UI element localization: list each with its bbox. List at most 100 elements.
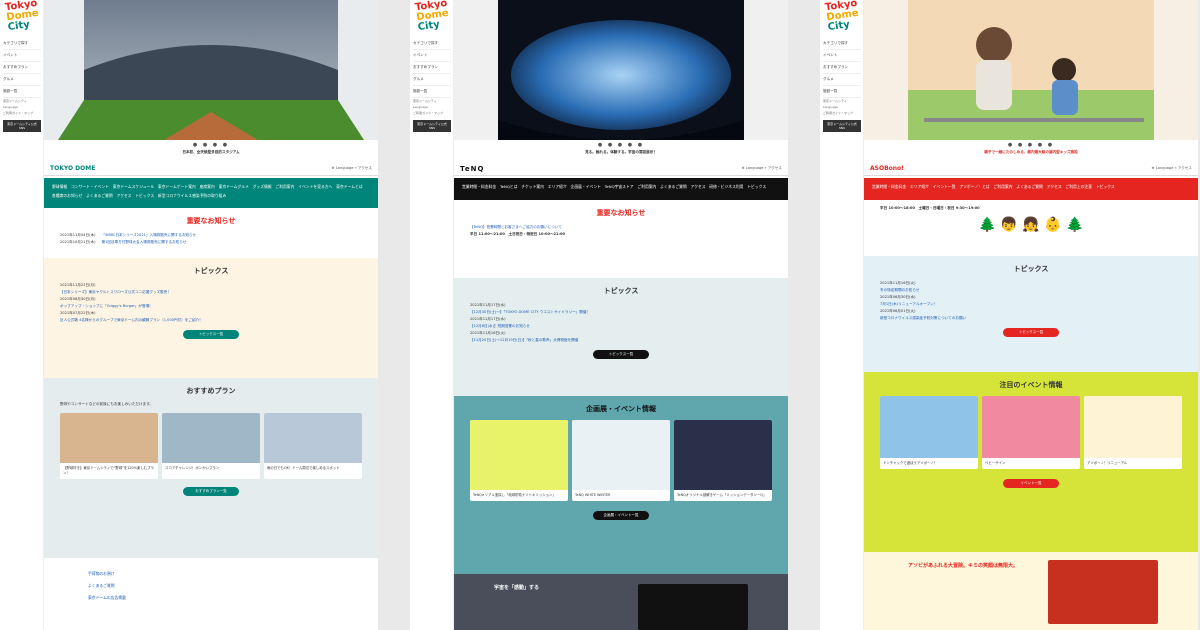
- access-link[interactable]: アクセス: [768, 166, 782, 170]
- topic-item[interactable]: 2021年11月16日(火) 冬の特定期間のお知らせ: [880, 280, 1182, 294]
- video-player[interactable]: [1048, 560, 1158, 624]
- event-list-button[interactable]: イベント一覧: [1003, 479, 1059, 488]
- sns-button[interactable]: 東京ドームシティ公式SNS: [413, 120, 451, 132]
- intro-section: 宇宙を「感動」する: [454, 574, 788, 630]
- topic-item[interactable]: 2021年08月30日(月) ポップアップ・ショップに「Griggy's Burg…: [60, 296, 362, 310]
- side-item[interactable]: カテゴリで探す: [3, 38, 41, 50]
- carousel-dots[interactable]: ● ● ● ● ●: [454, 142, 788, 148]
- notice-section: 重要なお知らせ 【TeNQ】営業時間とお客さまへご協力のお願いについて 平日 1…: [454, 200, 788, 278]
- side-item[interactable]: カテゴリで探す: [823, 38, 861, 50]
- side-item[interactable]: カテゴリで探す: [413, 38, 451, 50]
- topic-link[interactable]: ポップアップ・ショップに「Griggy's Burger」が登場！: [60, 304, 153, 308]
- notice-link[interactable]: 【TeNQ】営業時間とお客さまへご協力のお願いについて: [470, 224, 772, 231]
- topic-item[interactable]: 2021年11月17日(水) 【12月8日(水)】短期営業のお知らせ: [470, 316, 772, 330]
- sns-button[interactable]: 東京ドームシティ公式SNS: [3, 120, 41, 132]
- plan-list-button[interactable]: おすすめプラン一覧: [183, 487, 239, 496]
- guide-link[interactable]: ご利用ガイド・マップ: [413, 110, 451, 116]
- main-menu[interactable]: 営業時間・料金料金 エリア紹介 イベント一覧 アソボ〜ノ！とは ご利用案内 よく…: [864, 178, 1198, 200]
- event-card[interactable]: ドンチャックで遊ぼうアソボーノ！: [880, 396, 978, 469]
- topic-link[interactable]: 【12月8日(水)】短期営業のお知らせ: [470, 324, 530, 328]
- topics-list-button[interactable]: トピックス一覧: [1003, 328, 1059, 337]
- site-logo[interactable]: Tokyo Dome City: [0, 0, 47, 34]
- notice-item[interactable]: 2021年10月21日(木) 第1回目車方付野球大会入場券販売に関するお知らせ: [60, 239, 362, 246]
- site-logo[interactable]: Tokyo Dome City: [410, 0, 457, 34]
- sns-button[interactable]: 東京ドームシティ公式SNS: [823, 120, 861, 132]
- side-item[interactable]: おすすめプラン: [823, 62, 861, 74]
- side-item[interactable]: イベント: [413, 50, 451, 62]
- notice-list: 2021年11月04日(木) 「SMBC日本シリーズ2021」入場券販売に関するお…: [44, 232, 378, 246]
- topic-link[interactable]: 【日本シリーズ】東京ヤクルトスワローズ公式ユニ応援グッズ販売！: [60, 290, 171, 294]
- side-item[interactable]: グルメ: [3, 74, 41, 86]
- event-card[interactable]: TeNQオリジナル謎解きゲーム「ミッションデータシーQ」: [674, 420, 772, 501]
- event-card-title: ドンチャックで遊ぼうアソボーノ！: [883, 461, 938, 465]
- baggage-link[interactable]: 手荷物のお預け: [88, 568, 334, 580]
- side-item[interactable]: イベント: [3, 50, 41, 62]
- topics-list-button[interactable]: トピックス一覧: [593, 350, 649, 359]
- site-logo[interactable]: Tokyo Dome City: [820, 0, 867, 34]
- side-item[interactable]: 施設一覧: [3, 86, 41, 98]
- guide-link[interactable]: ご利用ガイド・マップ: [3, 110, 41, 116]
- plan-intro: 野球やコンサートなどの前後にもお楽しみいただけます。: [60, 402, 154, 406]
- topics-list: 2021年11月17日(水) 【12月30日(土)〜】「TOKYO DOME CI…: [454, 302, 788, 344]
- event-card[interactable]: アソボーノ！リニューアル: [1084, 396, 1182, 469]
- topic-item[interactable]: 2021年11月22日(月) 【日本シリーズ】東京ヤクルトスワローズ公式ユニ応援グ…: [60, 282, 362, 296]
- hours-section: 平日 10:00〜18:00 土曜日・日曜日・祝日 9:30〜19:00 🌲 👦…: [864, 200, 1198, 256]
- language-link[interactable]: Language: [746, 166, 764, 170]
- access-link[interactable]: アクセス: [1178, 166, 1192, 170]
- event-cards: ドンチャックで遊ぼうアソボーノ！ ベビーサイン アソボーノ！リニューアル: [864, 396, 1198, 469]
- topic-item[interactable]: 2021年11月17日(水) 【12月30日(土)〜】「TOKYO DOME CI…: [470, 302, 772, 316]
- topic-link[interactable]: 新型コロナウイルス感染症予防対策についてのお願い: [880, 316, 966, 320]
- side-item[interactable]: グルメ: [823, 74, 861, 86]
- side-item[interactable]: 施設一覧: [823, 86, 861, 98]
- event-heading: 企画展・イベント情報: [586, 405, 656, 413]
- event-card[interactable]: TeNQ WHITE WINTER: [572, 420, 670, 501]
- guide-link[interactable]: ご利用ガイド・マップ: [823, 110, 861, 116]
- page-header: ASOBono! ⊕ Language ⌖ アクセス: [864, 162, 1198, 176]
- side-item[interactable]: 施設一覧: [413, 86, 451, 98]
- plan-card[interactable]: 雨の日でもOK！ドーム周辺で楽しめるスポット: [264, 413, 362, 479]
- topic-link[interactable]: 【11月20日(土)〜12月19日(日)】「秋と星の歌声」大博物館を開催: [470, 338, 578, 342]
- ad-link[interactable]: 東京ドームの広告掲載: [88, 592, 334, 604]
- event-card[interactable]: TeNQ×リアル宝探し「地球防衛ナゾトキミッション」: [470, 420, 568, 501]
- topics-heading: トピックス: [193, 267, 229, 275]
- side-item[interactable]: おすすめプラン: [413, 62, 451, 74]
- carousel-dots[interactable]: ● ● ● ●: [44, 142, 378, 148]
- hero-caption: 見る。触れる。体験する。宇宙の常設展示！: [585, 150, 657, 154]
- topic-link[interactable]: 冬の特定期間のお知らせ: [880, 288, 919, 292]
- topic-link[interactable]: 【12月30日(土)〜】「TOKYO DOME CITY ウエストサイドラリー」…: [470, 310, 590, 314]
- access-link[interactable]: アクセス: [358, 166, 372, 170]
- side-nav: カテゴリで探す イベント おすすめプラン グルメ 施設一覧 東京ドームシティ L…: [823, 38, 861, 132]
- topic-item[interactable]: 2021年11月16日(火) 【11月20日(土)〜12月19日(日)】「秋と星の…: [470, 330, 772, 344]
- topic-link[interactable]: 巨人公式戦 4名様からのグループで東京ドーム内の観戦プラン（1,000円付）をご…: [60, 318, 203, 322]
- language-link[interactable]: Language: [1156, 166, 1174, 170]
- side-item[interactable]: イベント: [823, 50, 861, 62]
- faq-link[interactable]: よくあるご質問: [88, 580, 334, 592]
- notice-link[interactable]: 「SMBC日本シリーズ2021」入場券販売に関するお知らせ: [101, 233, 196, 237]
- main-menu[interactable]: 営業時間・料金料金 TeNQとは チケット案内 エリア紹介 企画展・イベント T…: [454, 178, 788, 200]
- intro-heading: 宇宙を「感動」する: [494, 585, 540, 591]
- video-player[interactable]: [638, 584, 748, 630]
- plan-card[interactable]: スコアチャレンジ！ボンかいプラン: [162, 413, 260, 479]
- notice-heading: 重要なお知らせ: [596, 209, 646, 217]
- topic-item[interactable]: 2021年07月22日(木) 巨人公式戦 4名様からのグループで東京ドーム内の観戦…: [60, 310, 362, 324]
- carousel-dots[interactable]: ● ● ● ● ●: [864, 142, 1198, 148]
- main-menu[interactable]: 野球情報 コンサート・イベント 東京ドームスケジュール 東京ドームゲート案内 座…: [44, 178, 378, 208]
- topics-list-button[interactable]: トピックス一覧: [183, 330, 239, 339]
- topic-item[interactable]: 2021年06月01日(火) 新型コロナウイルス感染症予防対策についてのお願い: [880, 308, 1182, 322]
- topic-link[interactable]: 7月1日(木)リニューアルオープン！: [880, 302, 937, 306]
- side-item[interactable]: おすすめプラン: [3, 62, 41, 74]
- plan-card[interactable]: 【野球好き】東京ドームシティで“野球”を120%楽しむプラン！: [60, 413, 158, 479]
- side-nav: カテゴリで探す イベント おすすめプラン グルメ 施設一覧 東京ドームシティ L…: [3, 38, 41, 132]
- notice-section: 重要なお知らせ 2021年11月04日(木) 「SMBC日本シリーズ2021」入場…: [44, 208, 378, 258]
- event-list-button[interactable]: 企画展・イベント一覧: [593, 511, 649, 520]
- event-cards: TeNQ×リアル宝探し「地球防衛ナゾトキミッション」 TeNQ WHITE WI…: [454, 420, 788, 501]
- side-item[interactable]: グルメ: [413, 74, 451, 86]
- business-hours: 平日 11:00〜21:00 土日祝日・特定日 10:00〜21:00: [470, 232, 565, 236]
- topic-date: 2021年06月01日(火): [880, 309, 916, 313]
- notice-link[interactable]: 第1回目車方付野球大会入場券販売に関するお知らせ: [101, 240, 186, 244]
- event-card[interactable]: ベビーサイン: [982, 396, 1080, 469]
- topic-date: 2021年11月16日(火): [880, 281, 916, 285]
- notice-item[interactable]: 2021年11月04日(木) 「SMBC日本シリーズ2021」入場券販売に関するお…: [60, 232, 362, 239]
- language-link[interactable]: Language: [336, 166, 354, 170]
- topic-item[interactable]: 2021年06月30日(水) 7月1日(木)リニューアルオープン！: [880, 294, 1182, 308]
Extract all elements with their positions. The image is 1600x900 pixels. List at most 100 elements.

--------------------------------------------------

### [Task objective]
Repeat the lines from the line containing "- access-link[interactable]: アクセス: [768, 166, 782, 170]" through the line containing "- sns-button[interactable]: 東京ドームシティ公式SNS: [413, 120, 451, 132]", with both of those lines included.

### [Response to the task]
- access-link[interactable]: アクセス: [768, 166, 782, 170]
- topic-item[interactable]: 2021年11月16日(火) 冬の特定期間のお知らせ: [880, 280, 1182, 294]
- video-player[interactable]: [1048, 560, 1158, 624]
- event-list-button[interactable]: イベント一覧: [1003, 479, 1059, 488]
- sns-button[interactable]: 東京ドームシティ公式SNS: [413, 120, 451, 132]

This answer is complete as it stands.